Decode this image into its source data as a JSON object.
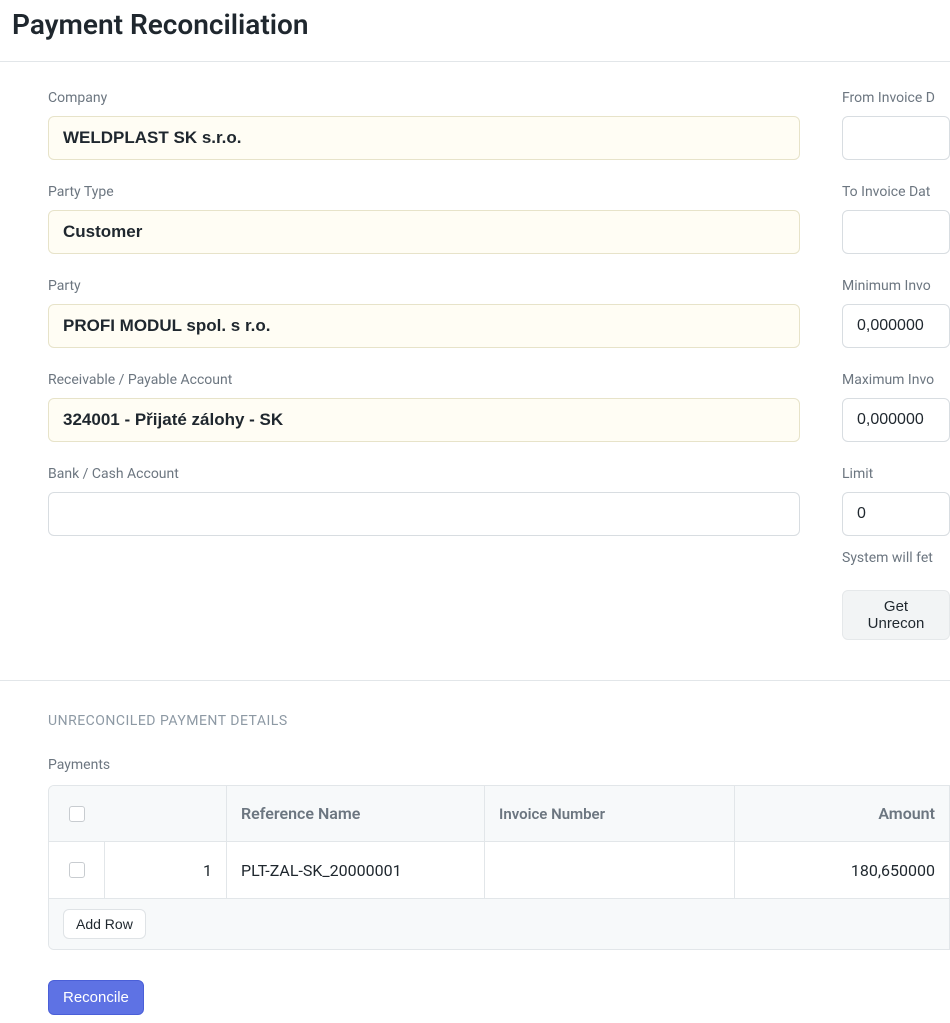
{
  "page_title": "Payment Reconciliation",
  "left_fields": {
    "company": {
      "label": "Company",
      "value": "WELDPLAST SK s.r.o."
    },
    "party_type": {
      "label": "Party Type",
      "value": "Customer"
    },
    "party": {
      "label": "Party",
      "value": "PROFI MODUL spol. s r.o."
    },
    "account": {
      "label": "Receivable / Payable Account",
      "value": "324001 - Přijaté zálohy - SK"
    },
    "bank": {
      "label": "Bank / Cash Account",
      "value": ""
    }
  },
  "right_fields": {
    "from_date": {
      "label": "From Invoice D",
      "value": ""
    },
    "to_date": {
      "label": "To Invoice Dat",
      "value": ""
    },
    "min_amt": {
      "label": "Minimum Invo",
      "value": "0,000000"
    },
    "max_amt": {
      "label": "Maximum Invo",
      "value": "0,000000"
    },
    "limit": {
      "label": "Limit",
      "value": "0"
    }
  },
  "help_text": "System will fet",
  "get_unreconciled_label": "Get Unrecon",
  "section_heading": "UNRECONCILED PAYMENT DETAILS",
  "table": {
    "label": "Payments",
    "columns": {
      "ref": "Reference Name",
      "inv": "Invoice Number",
      "amt": "Amount"
    },
    "rows": [
      {
        "idx": "1",
        "ref": "PLT-ZAL-SK_20000001",
        "inv": "",
        "amt": "180,650000"
      }
    ],
    "add_row_label": "Add Row"
  },
  "reconcile_label": "Reconcile"
}
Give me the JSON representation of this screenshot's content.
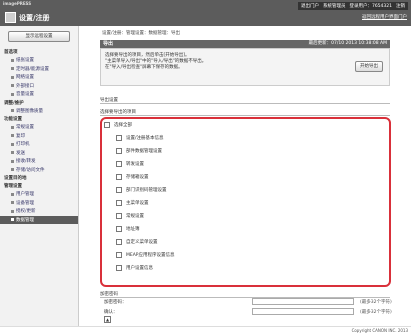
{
  "header": {
    "brand": "imagePRESS",
    "app_title": "设置/注册",
    "user_bar": [
      "退出门户",
      "系统管理员",
      "登录用户：7654321",
      "注销"
    ],
    "portal_link": "返回远程用户界面门户"
  },
  "sidebar": {
    "top_button": "显示远程设置",
    "sections": [
      {
        "title": "首选项",
        "items": [
          "纸张设置",
          "定时器/能源设置",
          "网络设置",
          "外部接口",
          "音量设置"
        ]
      },
      {
        "title": "调整/维护",
        "items": [
          "调整图像质量"
        ]
      },
      {
        "title": "功能设置",
        "items": [
          "常规设置",
          "复印",
          "打印机",
          "发送",
          "接收/转发",
          "存储/访问文件"
        ]
      },
      {
        "title": "设置目的地",
        "items": []
      },
      {
        "title": "管理设置",
        "items": [
          "用户管理",
          "设备管理",
          "授权/更新",
          "数据管理"
        ]
      }
    ],
    "active_item": "数据管理"
  },
  "breadcrumb": "设置/注册：管理设置：数据管理：导出",
  "panel": {
    "title": "导出",
    "timestamp_label": "最后更新：07/10 2013 10:38:08 AM",
    "description": [
      "选择要导出的项目，然后单击[开始导出]。",
      "\"主菜单导入/导出\"中的\"导入/导出\"的数据不导出。",
      "在\"导入/导出检查\"屏幕下保存的数据。"
    ],
    "start_button": "开始导出"
  },
  "export_settings": {
    "section_title": "导出设置",
    "items_title": "选择要导出的项目",
    "select_all": "选择全部",
    "items": [
      "设置/注册基本信息",
      "部件数据管理设置",
      "转发设置",
      "存储箱设置",
      "部门识别码管理设置",
      "主菜单设置",
      "常规设置",
      "地址簿",
      "自定义菜单设置",
      "MEAP应用程序设置信息",
      "用户设置信息"
    ]
  },
  "encryption": {
    "title": "加密密码",
    "password_label": "加密密码：",
    "confirm_label": "确认：",
    "hint": "(最多32个字符)"
  },
  "footer": {
    "copyright": "Copyright CANON INC. 2013"
  }
}
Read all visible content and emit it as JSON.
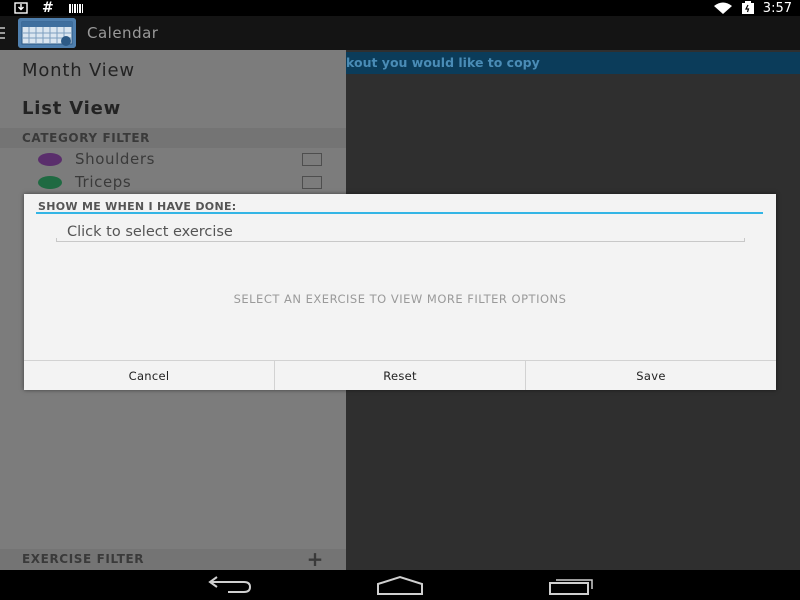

**DESCRIPTION OF THE TASK:** Look through the material above and work out how many of its lines contain "开始导出". State the number only.

**WRITTEN RESPONSE:** 2